**Job**
Reformat every line of the records below as a numbered list, omitting blank lines. Leave the pictures out.

**Data lines**
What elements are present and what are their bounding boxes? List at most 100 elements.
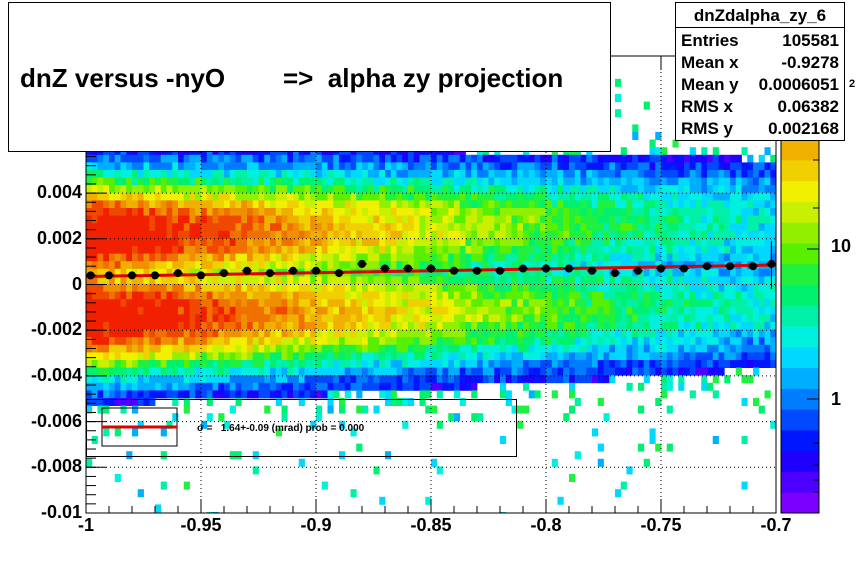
heatmap-cell bbox=[724, 246, 731, 254]
heatmap-cell bbox=[569, 253, 576, 262]
heatmap-cell bbox=[379, 382, 386, 391]
heatmap-cell bbox=[155, 329, 162, 338]
heatmap-cell bbox=[724, 185, 731, 194]
heatmap-cell bbox=[592, 162, 599, 171]
heatmap-cell bbox=[155, 177, 162, 186]
heatmap-cell bbox=[603, 329, 610, 338]
heatmap-cell bbox=[189, 192, 196, 201]
heatmap-cell bbox=[172, 185, 179, 194]
heatmap-cell bbox=[655, 223, 662, 232]
heatmap-cell bbox=[201, 382, 208, 391]
heatmap-cell bbox=[511, 268, 518, 277]
heatmap-cell bbox=[86, 162, 93, 171]
heatmap-cell bbox=[310, 329, 317, 338]
heatmap-cell bbox=[178, 329, 185, 338]
heatmap-cell bbox=[390, 337, 397, 346]
heatmap-cell bbox=[753, 246, 760, 254]
heatmap-cell bbox=[367, 223, 374, 232]
heatmap-cell bbox=[741, 253, 748, 262]
heatmap-cell bbox=[672, 367, 679, 376]
heatmap-cell bbox=[310, 261, 317, 270]
heatmap-cell bbox=[477, 299, 484, 308]
heatmap-cell bbox=[350, 238, 357, 247]
heatmap-cell bbox=[592, 200, 599, 209]
heatmap-cell bbox=[373, 177, 380, 186]
heatmap-cell bbox=[569, 200, 576, 209]
heatmap-cell bbox=[189, 382, 196, 391]
heatmap-cell bbox=[120, 398, 127, 406]
heatmap-cell bbox=[500, 162, 507, 171]
heatmap-cell bbox=[557, 185, 564, 194]
heatmap-cell bbox=[206, 299, 213, 308]
heatmap-cell bbox=[224, 208, 231, 216]
heatmap-cell bbox=[689, 208, 696, 216]
heatmap-cell bbox=[758, 337, 765, 346]
heatmap-cell bbox=[465, 284, 472, 292]
heatmap-cell bbox=[408, 268, 415, 277]
heatmap-cell bbox=[206, 337, 213, 346]
heatmap-cell bbox=[264, 352, 271, 361]
heatmap-cell bbox=[465, 322, 472, 330]
heatmap-cell bbox=[396, 284, 403, 292]
heatmap-cell bbox=[747, 344, 754, 353]
heatmap-cell bbox=[465, 299, 472, 308]
heatmap-cell bbox=[500, 337, 507, 346]
heatmap-cell bbox=[764, 352, 771, 361]
heatmap-cell bbox=[546, 367, 553, 376]
heatmap-cell bbox=[643, 215, 650, 224]
heatmap-cell bbox=[678, 200, 685, 209]
heatmap-cell bbox=[195, 208, 202, 216]
heatmap-cell bbox=[609, 291, 616, 300]
heatmap-cell bbox=[695, 291, 702, 300]
heatmap-cell bbox=[109, 154, 116, 163]
heatmap-cell bbox=[551, 329, 558, 338]
heatmap-cell bbox=[408, 352, 415, 361]
heatmap-cell bbox=[235, 253, 242, 262]
heatmap-cell bbox=[620, 276, 627, 285]
heatmap-cell bbox=[132, 261, 139, 270]
heatmap-cell bbox=[528, 337, 535, 346]
heatmap-cell bbox=[304, 170, 311, 178]
heatmap-cell bbox=[701, 329, 708, 338]
heatmap-cell bbox=[339, 314, 346, 323]
heatmap-cell bbox=[488, 200, 495, 209]
heatmap-cell bbox=[143, 200, 150, 209]
heatmap-cell bbox=[258, 230, 265, 239]
heatmap-cell bbox=[206, 261, 213, 270]
heatmap-cell bbox=[661, 291, 668, 300]
heatmap-cell bbox=[684, 299, 691, 308]
heatmap-cell bbox=[517, 246, 524, 254]
heatmap-cell bbox=[287, 208, 294, 216]
heatmap-cell bbox=[442, 253, 449, 262]
heatmap-cell bbox=[758, 215, 765, 224]
heatmap-cell bbox=[666, 352, 673, 361]
heatmap-cell bbox=[183, 261, 190, 270]
heatmap-cell bbox=[155, 299, 162, 308]
heatmap-cell bbox=[143, 329, 150, 338]
heatmap-cell bbox=[747, 276, 754, 285]
heatmap-cell bbox=[574, 208, 581, 216]
heatmap-cell bbox=[425, 367, 432, 376]
heatmap-cell bbox=[258, 223, 265, 232]
heatmap-cell bbox=[431, 306, 438, 315]
heatmap-cell bbox=[413, 314, 420, 323]
heatmap-cell bbox=[109, 268, 116, 277]
heatmap-cell bbox=[109, 223, 116, 232]
heatmap-cell bbox=[448, 208, 455, 216]
heatmap-cell bbox=[620, 367, 627, 376]
heatmap-cell bbox=[574, 352, 581, 361]
heatmap-cell bbox=[155, 276, 162, 285]
heatmap-cell bbox=[511, 276, 518, 285]
heatmap-cell bbox=[132, 337, 139, 346]
heatmap-cell bbox=[97, 390, 104, 399]
heatmap-cell bbox=[419, 154, 426, 163]
heatmap-cell bbox=[626, 466, 633, 475]
heatmap-cell bbox=[206, 238, 213, 247]
stats-value: 105581 bbox=[782, 31, 839, 50]
heatmap-cell bbox=[586, 337, 593, 346]
heatmap-cell bbox=[178, 246, 185, 254]
heatmap-cell bbox=[390, 154, 397, 163]
heatmap-cell bbox=[247, 367, 254, 376]
heatmap-cell bbox=[132, 367, 139, 376]
heatmap-cell bbox=[385, 291, 392, 300]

**Correct output**
1. What elements are present and what are their bounding boxes? List at most 100 elements.
2. heatmap-cell bbox=[724, 246, 731, 254]
3. heatmap-cell bbox=[569, 253, 576, 262]
4. heatmap-cell bbox=[379, 382, 386, 391]
5. heatmap-cell bbox=[155, 329, 162, 338]
6. heatmap-cell bbox=[724, 185, 731, 194]
7. heatmap-cell bbox=[592, 162, 599, 171]
8. heatmap-cell bbox=[155, 177, 162, 186]
9. heatmap-cell bbox=[603, 329, 610, 338]
10. heatmap-cell bbox=[189, 192, 196, 201]
11. heatmap-cell bbox=[172, 185, 179, 194]
12. heatmap-cell bbox=[655, 223, 662, 232]
13. heatmap-cell bbox=[201, 382, 208, 391]
14. heatmap-cell bbox=[511, 268, 518, 277]
15. heatmap-cell bbox=[86, 162, 93, 171]
16. heatmap-cell bbox=[310, 329, 317, 338]
17. heatmap-cell bbox=[178, 329, 185, 338]
18. heatmap-cell bbox=[390, 337, 397, 346]
19. heatmap-cell bbox=[753, 246, 760, 254]
20. heatmap-cell bbox=[367, 223, 374, 232]
21. heatmap-cell bbox=[741, 253, 748, 262]
22. heatmap-cell bbox=[672, 367, 679, 376]
23. heatmap-cell bbox=[310, 261, 317, 270]
24. heatmap-cell bbox=[477, 299, 484, 308]
25. heatmap-cell bbox=[350, 238, 357, 247]
26. heatmap-cell bbox=[592, 200, 599, 209]
27. heatmap-cell bbox=[373, 177, 380, 186]
28. heatmap-cell bbox=[569, 200, 576, 209]
29. heatmap-cell bbox=[189, 382, 196, 391]
30. heatmap-cell bbox=[120, 398, 127, 406]
31. heatmap-cell bbox=[500, 162, 507, 171]
32. heatmap-cell bbox=[557, 185, 564, 194]
33. heatmap-cell bbox=[206, 299, 213, 308]
34. heatmap-cell bbox=[224, 208, 231, 216]
35. heatmap-cell bbox=[689, 208, 696, 216]
36. heatmap-cell bbox=[758, 337, 765, 346]
37. heatmap-cell bbox=[465, 284, 472, 292]
38. heatmap-cell bbox=[408, 268, 415, 277]
39. heatmap-cell bbox=[206, 337, 213, 346]
40. heatmap-cell bbox=[264, 352, 271, 361]
41. heatmap-cell bbox=[465, 322, 472, 330]
42. heatmap-cell bbox=[396, 284, 403, 292]
43. heatmap-cell bbox=[747, 344, 754, 353]
44. heatmap-cell bbox=[465, 299, 472, 308]
45. heatmap-cell bbox=[500, 337, 507, 346]
46. heatmap-cell bbox=[764, 352, 771, 361]
47. heatmap-cell bbox=[546, 367, 553, 376]
48. heatmap-cell bbox=[643, 215, 650, 224]
49. heatmap-cell bbox=[678, 200, 685, 209]
50. heatmap-cell bbox=[195, 208, 202, 216]
51. heatmap-cell bbox=[609, 291, 616, 300]
52. heatmap-cell bbox=[695, 291, 702, 300]
53. heatmap-cell bbox=[109, 154, 116, 163]
54. heatmap-cell bbox=[551, 329, 558, 338]
55. heatmap-cell bbox=[408, 352, 415, 361]
56. heatmap-cell bbox=[235, 253, 242, 262]
57. heatmap-cell bbox=[620, 276, 627, 285]
58. heatmap-cell bbox=[132, 261, 139, 270]
59. heatmap-cell bbox=[528, 337, 535, 346]
60. heatmap-cell bbox=[304, 170, 311, 178]
61. heatmap-cell bbox=[701, 329, 708, 338]
62. heatmap-cell bbox=[339, 314, 346, 323]
63. heatmap-cell bbox=[488, 200, 495, 209]
64. heatmap-cell bbox=[143, 200, 150, 209]
65. heatmap-cell bbox=[258, 230, 265, 239]
66. heatmap-cell bbox=[206, 261, 213, 270]
67. heatmap-cell bbox=[661, 291, 668, 300]
68. heatmap-cell bbox=[684, 299, 691, 308]
69. heatmap-cell bbox=[517, 246, 524, 254]
70. heatmap-cell bbox=[287, 208, 294, 216]
71. heatmap-cell bbox=[442, 253, 449, 262]
72. heatmap-cell bbox=[758, 215, 765, 224]
73. heatmap-cell bbox=[666, 352, 673, 361]
74. heatmap-cell bbox=[183, 261, 190, 270]
75. heatmap-cell bbox=[155, 299, 162, 308]
76. heatmap-cell bbox=[143, 329, 150, 338]
77. heatmap-cell bbox=[747, 276, 754, 285]
78. heatmap-cell bbox=[574, 208, 581, 216]
79. heatmap-cell bbox=[425, 367, 432, 376]
80. heatmap-cell bbox=[258, 223, 265, 232]
81. heatmap-cell bbox=[431, 306, 438, 315]
82. heatmap-cell bbox=[413, 314, 420, 323]
83. heatmap-cell bbox=[109, 268, 116, 277]
84. heatmap-cell bbox=[109, 223, 116, 232]
85. heatmap-cell bbox=[448, 208, 455, 216]
86. heatmap-cell bbox=[620, 367, 627, 376]
87. heatmap-cell bbox=[574, 352, 581, 361]
88. heatmap-cell bbox=[155, 276, 162, 285]
89. heatmap-cell bbox=[511, 276, 518, 285]
90. heatmap-cell bbox=[132, 337, 139, 346]
91. heatmap-cell bbox=[97, 390, 104, 399]
92. heatmap-cell bbox=[419, 154, 426, 163]
93. heatmap-cell bbox=[626, 466, 633, 475]
94. heatmap-cell bbox=[206, 238, 213, 247]
95. stats-value: 105581 bbox=[782, 31, 839, 50]
96. heatmap-cell bbox=[586, 337, 593, 346]
97. heatmap-cell bbox=[178, 246, 185, 254]
98. heatmap-cell bbox=[390, 154, 397, 163]
99. heatmap-cell bbox=[247, 367, 254, 376]
100. heatmap-cell bbox=[132, 367, 139, 376]
101. heatmap-cell bbox=[385, 291, 392, 300]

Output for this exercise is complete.